What is being asked: The entries below are to be repeated exactly as they stand.
_ _ _ _
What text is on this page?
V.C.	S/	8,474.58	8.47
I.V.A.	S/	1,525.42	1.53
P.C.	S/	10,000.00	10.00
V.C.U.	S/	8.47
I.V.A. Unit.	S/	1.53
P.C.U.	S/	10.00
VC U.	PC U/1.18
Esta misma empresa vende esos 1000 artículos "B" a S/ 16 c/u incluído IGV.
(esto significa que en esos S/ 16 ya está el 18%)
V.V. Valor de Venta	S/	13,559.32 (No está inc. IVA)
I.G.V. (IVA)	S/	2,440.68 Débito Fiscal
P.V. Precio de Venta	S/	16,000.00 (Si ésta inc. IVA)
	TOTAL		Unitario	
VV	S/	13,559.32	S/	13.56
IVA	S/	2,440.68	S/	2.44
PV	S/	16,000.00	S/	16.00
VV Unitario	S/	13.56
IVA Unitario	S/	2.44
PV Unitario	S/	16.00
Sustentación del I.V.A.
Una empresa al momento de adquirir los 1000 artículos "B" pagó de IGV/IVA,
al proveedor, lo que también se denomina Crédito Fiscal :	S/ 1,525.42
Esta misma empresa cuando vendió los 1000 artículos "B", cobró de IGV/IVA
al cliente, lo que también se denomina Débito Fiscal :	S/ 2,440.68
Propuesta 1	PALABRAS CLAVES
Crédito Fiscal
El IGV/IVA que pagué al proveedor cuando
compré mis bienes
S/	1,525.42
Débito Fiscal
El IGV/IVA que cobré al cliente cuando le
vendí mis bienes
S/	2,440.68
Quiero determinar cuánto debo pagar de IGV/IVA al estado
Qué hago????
_ _ _ _
Expected answer:
What text is on this page?
V.C.	S/	8,474.58	8.47
I.V.A.	S/	1,525.42	1.53
P.C.	S/	10,000.00	10.00
V.C.U.	S/	8.47
I.V.A. Unit.	S/	1.53
P.C.U.	S/	10.00
VC U.	PC U/1.18
Esta misma empresa vende esos 1000 artículos "B" a S/ 16 c/u incluído IGV.
(esto significa que en esos S/ 16 ya está el 18%)
V.V. Valor de Venta	S/	13,559.32 (No está inc. IVA)
I.G.V. (IVA)	S/	2,440.68 Débito Fiscal
P.V. Precio de Venta	S/	16,000.00 (Si ésta inc. IVA)
	TOTAL		Unitario	
VV	S/	13,559.32	S/	13.56
IVA	S/	2,440.68	S/	2.44
PV	S/	16,000.00	S/	16.00
VV Unitario	S/	13.56
IVA Unitario	S/	2.44
PV Unitario	S/	16.00
Sustentación del I.V.A.
Una empresa al momento de adquirir los 1000 artículos "B" pagó de IGV/IVA,
al proveedor, lo que también se denomina Crédito Fiscal :	S/ 1,525.42
Esta misma empresa cuando vendió los 1000 artículos "B", cobró de IGV/IVA
al cliente, lo que también se denomina Débito Fiscal :	S/ 2,440.68
Propuesta 1	PALABRAS CLAVES
Crédito Fiscal
El IGV/IVA que pagué al proveedor cuando
compré mis bienes
S/	1,525.42
Débito Fiscal
El IGV/IVA que cobré al cliente cuando le
vendí mis bienes
S/	2,440.68
Quiero determinar cuánto debo pagar de IGV/IVA al estado
Qué hago????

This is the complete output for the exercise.